--- Begin Dataset content ---
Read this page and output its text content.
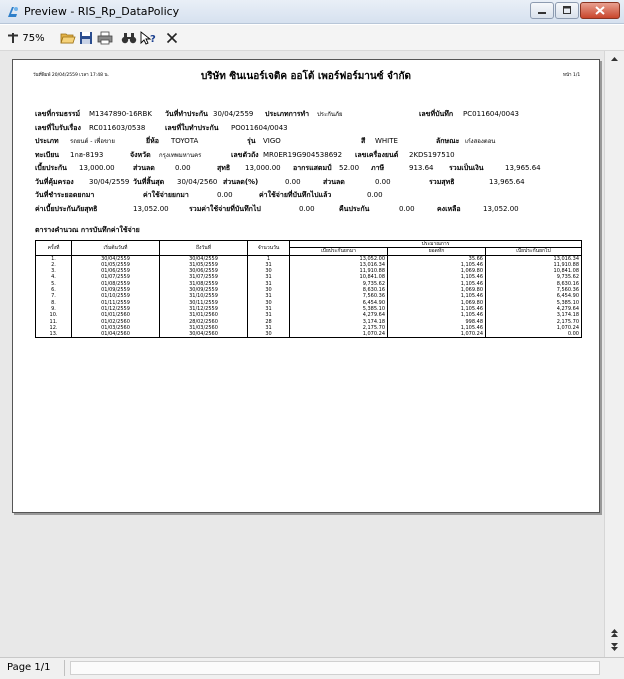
Preview - RIS_Rp_DataPolicy
75%	?
วันที่พิมพ์ 20/04/2559 เวลา 17:48 น.	หน้า 1/1
บริษัท ซินเนอร์เจติค ออโต้ เพอร์ฟอร์มานซ์ จำกัด
เลขที่กรมธรรม์ M1347890-16RBK วันที่ทำประกัน 30/04/2559 ประเภทการทำ ประกันภัย	เลขที่บันทึก PC011604/0043
เลขที่ใบรับเรื่อง RC011603/0538	เลขที่ใบทำประกัน PO011604/0043
ประเภท รถยนต์ - เพื่อขาย	ยี่ห้อ TOYOTA	รุ่น VIGO	สี WHITE	ลักษณะ เก๋งสองตอน
ทะเบียน 1กฮ-8193	จังหวัด กรุงเทพมหานคร	เลขตัวถัง MR0ER19G904538692 เลขเครื่องยนต์ 2KDS197510
เบี้ยประกัน 13,000.00	ส่วนลด	0.00	สุทธิ 13,000.00 อากรแสตมป์ 52.00 ภาษี	913.64 รวมเป็นเงิน	13,965.64
วันที่คุ้มครอง 30/04/2559 วันที่สิ้นสุด 30/04/2560 ส่วนลด(%)	0.00	ส่วนลด	0.00	รวมสุทธิ	13,965.64
วันที่ชำระยอดยกมา	ค่าใช้จ่ายยกมา	0.00	ค่าใช้จ่ายที่บันทึกไปแล้ว	0.00
ค่าเบี้ยประกันภัยสุทธิ	13,052.00	รวมค่าใช้จ่ายที่บันทึกไป	0.00	คืนประกัน	0.00	คงเหลือ	13,052.00
ตารางคำนวณ การบันทึกค่าใช้จ่าย
ครั้งที่	เริ่มต้นวันที่	ถึงวันที่	จำนวนวัน	ประมาณการ		
				เบี้ยประกันยกมา	ยอดหัก	เบี้ยประกันยกไป
1.	30/04/2559	30/04/2559	1	13,052.00	35.66	13,016.34
2.	01/05/2559	31/05/2559	31	13,016.34	1,105.46	11,910.88
3.	01/06/2559	30/06/2559	30	11,910.88	1,069.80	10,841.08
4.	01/07/2559	31/07/2559	31	10,841.08	1,105.46	9,735.62
5.	01/08/2559	31/08/2559	31	9,735.62	1,105.46	8,630.16
6.	01/09/2559	30/09/2559	30	8,630.16	1,069.80	7,560.36
7.	01/10/2559	31/10/2559	31	7,560.36	1,105.46	6,454.90
8.	01/11/2559	30/11/2559	30	6,454.90	1,069.80	5,385.10
9.	01/12/2559	31/12/2559	31	5,385.10	1,105.46	4,279.64
10.	01/01/2560	31/01/2560	31	4,279.64	1,105.46	3,174.18
11.	01/02/2560	28/02/2560	28	3,174.18	998.48	2,175.70
12.	01/03/2560	31/03/2560	31	2,175.70	1,105.46	1,070.24
13.	01/04/2560	30/04/2560	30	1,070.24	1,070.24	0.00
Page 1/1
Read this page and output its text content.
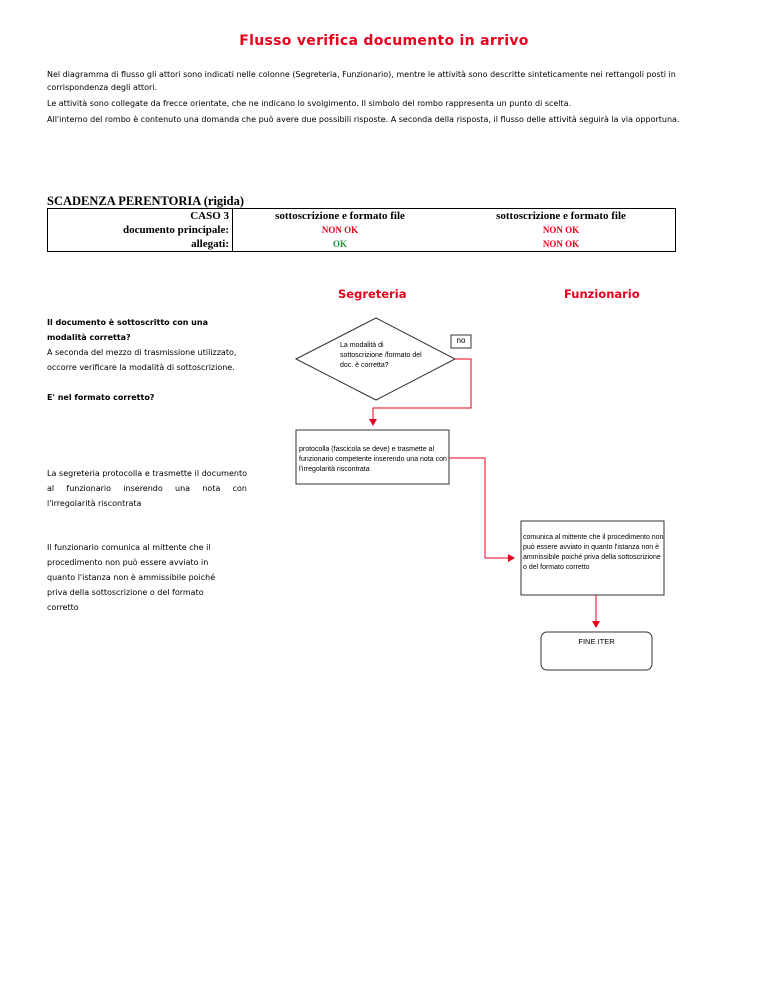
Flusso verifica documento in arrivo
Nel diagramma di flusso gli attori sono indicati nelle colonne (Segreteria, Funzionario), mentre le attività sono descritte sinteticamente nei rettangoli posti in corrispondenza degli attori.
Le attività sono collegate da frecce orientate, che ne indicano lo svolgimento. Il simbolo del rombo rappresenta un punto di scelta.
All'interno del rombo è contenuto una domanda che può avere due possibili risposte. A seconda della risposta, il flusso delle attività seguirà la via opportuna.
SCADENZA PERENTORIA (rigida)
CASO 3	sottoscrizione e formato file	sottoscrizione e formato file
documento principale:	NON OK	NON OK
allegati:	OK	NON OK
Segreteria	Funzionario
Il documento è sottoscritto con una modalità corretta?
A seconda del mezzo di trasmissione utilizzato, occorre verificare la modalità di sottoscrizione.
E' nel formato corretto?
La segreteria protocolla e trasmette il documento al funzionario inserendo una nota con l'irregolarità riscontrata
Il funzionario comunica al mittente che il procedimento non può essere avviato in quanto l'istanza non è ammissibile poiché priva della sottoscrizione o del formato corretto
La modalità di sottoscrizione /formato del doc. è corretta?
no
protocolla (fascicola se deve) e trasmette al funzionario competente inserendo una nota con l'irregolarità riscontrata
comunica al mittente che il procedimento non può essere avviato in quanto l'istanza non è ammissibile poiché priva della sottoscrizione o del formato corretto
FINE ITER
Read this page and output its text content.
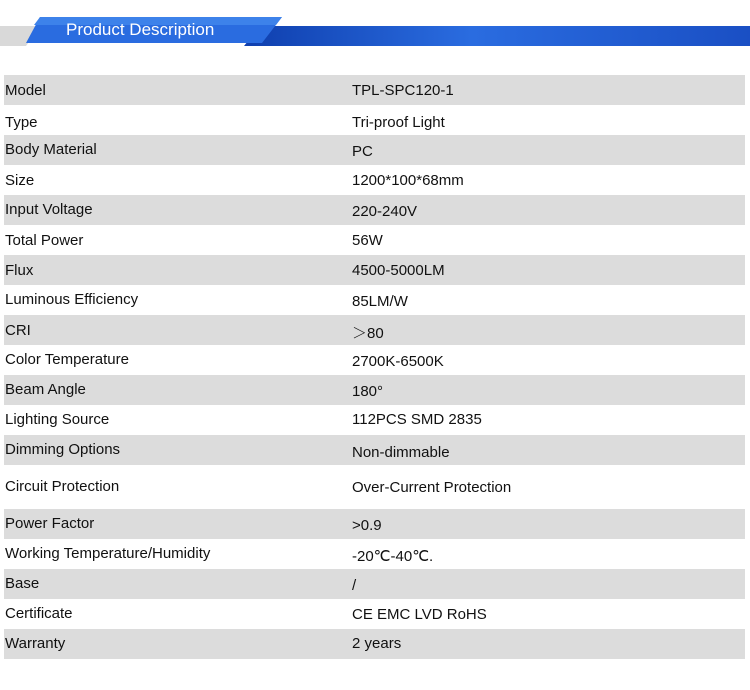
Product Description
Model	TPL-SPC120-1
Type	Tri-proof Light
Body Material	PC
Size	1200*100*68mm
Input Voltage	220-240V
Total Power	56W
Flux	4500-5000LM
Luminous Efficiency	85LM/W
CRI	＞80
Color Temperature	2700K-6500K
Beam Angle	180°
Lighting Source	112PCS SMD 2835
Dimming Options	Non-dimmable
Circuit Protection	Over-Current Protection
Power Factor	>0.9
Working Temperature/Humidity	-20℃-40℃.
Base	/
Certificate	CE EMC LVD RoHS
Warranty	2 years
--- End Dataset content ---
What is required: Print the complete listing exactly, apart from any pictures.

Output:
Read this page and output its text content.
Preview - RIS_Rp_DataPolicy
75%	?
วันที่พิมพ์ 20/04/2559 เวลา 17:48 น.	หน้า 1/1
บริษัท ซินเนอร์เจติค ออโต้ เพอร์ฟอร์มานซ์ จำกัด
เลขที่กรมธรรม์ M1347890-16RBK วันที่ทำประกัน 30/04/2559 ประเภทการทำ ประกันภัย	เลขที่บันทึก PC011604/0043
เลขที่ใบรับเรื่อง RC011603/0538	เลขที่ใบทำประกัน PO011604/0043
ประเภท รถยนต์ - เพื่อขาย	ยี่ห้อ TOYOTA	รุ่น VIGO	สี WHITE	ลักษณะ เก๋งสองตอน
ทะเบียน 1กฮ-8193	จังหวัด กรุงเทพมหานคร	เลขตัวถัง MR0ER19G904538692 เลขเครื่องยนต์ 2KDS197510
เบี้ยประกัน 13,000.00	ส่วนลด	0.00	สุทธิ 13,000.00 อากรแสตมป์ 52.00 ภาษี	913.64 รวมเป็นเงิน	13,965.64
วันที่คุ้มครอง 30/04/2559 วันที่สิ้นสุด 30/04/2560 ส่วนลด(%)	0.00	ส่วนลด	0.00	รวมสุทธิ	13,965.64
วันที่ชำระยอดยกมา	ค่าใช้จ่ายยกมา	0.00	ค่าใช้จ่ายที่บันทึกไปแล้ว	0.00
ค่าเบี้ยประกันภัยสุทธิ	13,052.00	รวมค่าใช้จ่ายที่บันทึกไป	0.00	คืนประกัน	0.00	คงเหลือ	13,052.00
ตารางคำนวณ การบันทึกค่าใช้จ่าย
ครั้งที่	เริ่มต้นวันที่	ถึงวันที่	จำนวนวัน	ประมาณการ		
				เบี้ยประกันยกมา	ยอดหัก	เบี้ยประกันยกไป
1.	30/04/2559	30/04/2559	1	13,052.00	35.66	13,016.34
2.	01/05/2559	31/05/2559	31	13,016.34	1,105.46	11,910.88
3.	01/06/2559	30/06/2559	30	11,910.88	1,069.80	10,841.08
4.	01/07/2559	31/07/2559	31	10,841.08	1,105.46	9,735.62
5.	01/08/2559	31/08/2559	31	9,735.62	1,105.46	8,630.16
6.	01/09/2559	30/09/2559	30	8,630.16	1,069.80	7,560.36
7.	01/10/2559	31/10/2559	31	7,560.36	1,105.46	6,454.90
8.	01/11/2559	30/11/2559	30	6,454.90	1,069.80	5,385.10
9.	01/12/2559	31/12/2559	31	5,385.10	1,105.46	4,279.64
10.	01/01/2560	31/01/2560	31	4,279.64	1,105.46	3,174.18
11.	01/02/2560	28/02/2560	28	3,174.18	998.48	2,175.70
12.	01/03/2560	31/03/2560	31	2,175.70	1,105.46	1,070.24
13.	01/04/2560	30/04/2560	30	1,070.24	1,070.24	0.00
Page 1/1
Read this page and output its text content.
Flusso verifica documento in arrivo
Nel diagramma di flusso gli attori sono indicati nelle colonne (Segreteria, Funzionario), mentre le attività sono descritte sinteticamente nei rettangoli posti in corrispondenza degli attori.
Le attività sono collegate da frecce orientate, che ne indicano lo svolgimento. Il simbolo del rombo rappresenta un punto di scelta.
All'interno del rombo è contenuto una domanda che può avere due possibili risposte. A seconda della risposta, il flusso delle attività seguirà la via opportuna.
SCADENZA PERENTORIA (rigida)
CASO 3	sottoscrizione e formato file	sottoscrizione e formato file
documento principale:	NON OK	NON OK
allegati:	OK	NON OK
Segreteria	Funzionario
Il documento è sottoscritto con una modalità corretta?
A seconda del mezzo di trasmissione utilizzato, occorre verificare la modalità di sottoscrizione.
E' nel formato corretto?
La segreteria protocolla e trasmette il documento al funzionario inserendo una nota con l'irregolarità riscontrata
Il funzionario comunica al mittente che il procedimento non può essere avviato in quanto l'istanza non è ammissibile poiché priva della sottoscrizione o del formato corretto
La modalità di sottoscrizione /formato del doc. è corretta?
no
protocolla (fascicola se deve) e trasmette al funzionario competente inserendo una nota con l'irregolarità riscontrata
comunica al mittente che il procedimento non può essere avviato in quanto l'istanza non è ammissibile poiché priva della sottoscrizione o del formato corretto
FINE ITER
Read this page and output its text content.
Product Description
Model	TPL-SPC120-1
Type	Tri-proof Light
Body Material	PC
Size	1200*100*68mm
Input Voltage	220-240V
Total Power	56W
Flux	4500-5000LM
Luminous Efficiency	85LM/W
CRI	＞80
Color Temperature	2700K-6500K
Beam Angle	180°
Lighting Source	112PCS SMD 2835
Dimming Options	Non-dimmable
Circuit Protection	Over-Current Protection
Power Factor	>0.9
Working Temperature/Humidity	-20℃-40℃.
Base	/
Certificate	CE EMC LVD RoHS
Warranty	2 years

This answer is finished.